Write the entries below out again exactly; any picture in them stays out.

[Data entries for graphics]

+--

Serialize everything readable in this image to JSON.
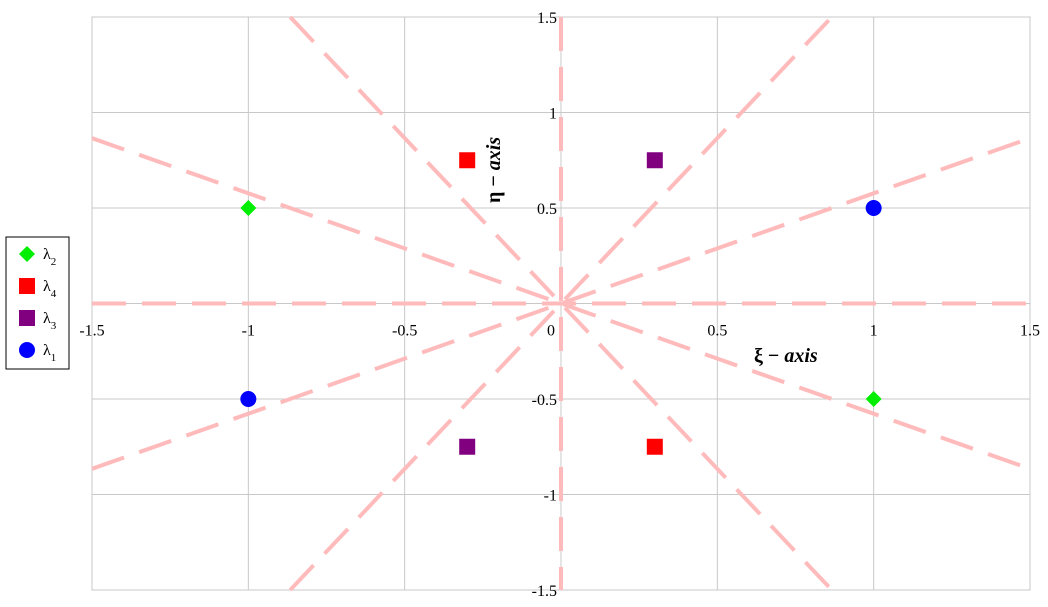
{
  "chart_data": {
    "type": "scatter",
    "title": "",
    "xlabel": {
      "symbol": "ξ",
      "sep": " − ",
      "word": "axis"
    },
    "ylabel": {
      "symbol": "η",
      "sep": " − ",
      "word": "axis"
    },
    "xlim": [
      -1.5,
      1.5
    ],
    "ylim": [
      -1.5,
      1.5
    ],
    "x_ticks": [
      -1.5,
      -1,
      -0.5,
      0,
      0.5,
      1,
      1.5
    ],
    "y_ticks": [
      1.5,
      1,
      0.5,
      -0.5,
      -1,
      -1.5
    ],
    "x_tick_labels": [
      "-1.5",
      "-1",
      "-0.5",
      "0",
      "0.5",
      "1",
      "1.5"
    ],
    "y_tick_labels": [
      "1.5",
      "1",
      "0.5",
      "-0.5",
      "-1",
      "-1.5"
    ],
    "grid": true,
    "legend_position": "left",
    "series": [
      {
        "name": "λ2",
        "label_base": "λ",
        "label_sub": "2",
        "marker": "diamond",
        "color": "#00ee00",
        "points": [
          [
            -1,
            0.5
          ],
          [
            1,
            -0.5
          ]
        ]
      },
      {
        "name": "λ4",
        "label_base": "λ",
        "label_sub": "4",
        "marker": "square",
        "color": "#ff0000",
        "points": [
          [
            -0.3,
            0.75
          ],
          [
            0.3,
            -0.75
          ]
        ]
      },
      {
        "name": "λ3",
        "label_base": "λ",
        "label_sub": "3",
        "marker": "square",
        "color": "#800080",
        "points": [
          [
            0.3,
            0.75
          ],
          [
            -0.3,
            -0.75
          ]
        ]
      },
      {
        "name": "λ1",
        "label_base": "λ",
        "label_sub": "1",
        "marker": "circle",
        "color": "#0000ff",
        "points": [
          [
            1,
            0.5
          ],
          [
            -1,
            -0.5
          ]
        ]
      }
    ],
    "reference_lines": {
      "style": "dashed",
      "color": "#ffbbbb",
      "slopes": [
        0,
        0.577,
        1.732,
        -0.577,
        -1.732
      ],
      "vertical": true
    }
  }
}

+--

▶ _Exercise output_
Serialize everything readable in this image to JSON.
{
  "chart_data": {
    "type": "scatter",
    "title": "",
    "xlabel": {
      "symbol": "ξ",
      "sep": " − ",
      "word": "axis"
    },
    "ylabel": {
      "symbol": "η",
      "sep": " − ",
      "word": "axis"
    },
    "xlim": [
      -1.5,
      1.5
    ],
    "ylim": [
      -1.5,
      1.5
    ],
    "x_ticks": [
      -1.5,
      -1,
      -0.5,
      0,
      0.5,
      1,
      1.5
    ],
    "y_ticks": [
      1.5,
      1,
      0.5,
      -0.5,
      -1,
      -1.5
    ],
    "x_tick_labels": [
      "-1.5",
      "-1",
      "-0.5",
      "0",
      "0.5",
      "1",
      "1.5"
    ],
    "y_tick_labels": [
      "1.5",
      "1",
      "0.5",
      "-0.5",
      "-1",
      "-1.5"
    ],
    "grid": true,
    "legend_position": "left",
    "series": [
      {
        "name": "λ2",
        "label_base": "λ",
        "label_sub": "2",
        "marker": "diamond",
        "color": "#00ee00",
        "points": [
          [
            -1,
            0.5
          ],
          [
            1,
            -0.5
          ]
        ]
      },
      {
        "name": "λ4",
        "label_base": "λ",
        "label_sub": "4",
        "marker": "square",
        "color": "#ff0000",
        "points": [
          [
            -0.3,
            0.75
          ],
          [
            0.3,
            -0.75
          ]
        ]
      },
      {
        "name": "λ3",
        "label_base": "λ",
        "label_sub": "3",
        "marker": "square",
        "color": "#800080",
        "points": [
          [
            0.3,
            0.75
          ],
          [
            -0.3,
            -0.75
          ]
        ]
      },
      {
        "name": "λ1",
        "label_base": "λ",
        "label_sub": "1",
        "marker": "circle",
        "color": "#0000ff",
        "points": [
          [
            1,
            0.5
          ],
          [
            -1,
            -0.5
          ]
        ]
      }
    ],
    "reference_lines": {
      "style": "dashed",
      "color": "#ffbbbb",
      "slopes": [
        0,
        0.577,
        1.732,
        -0.577,
        -1.732
      ],
      "vertical": true
    }
  }
}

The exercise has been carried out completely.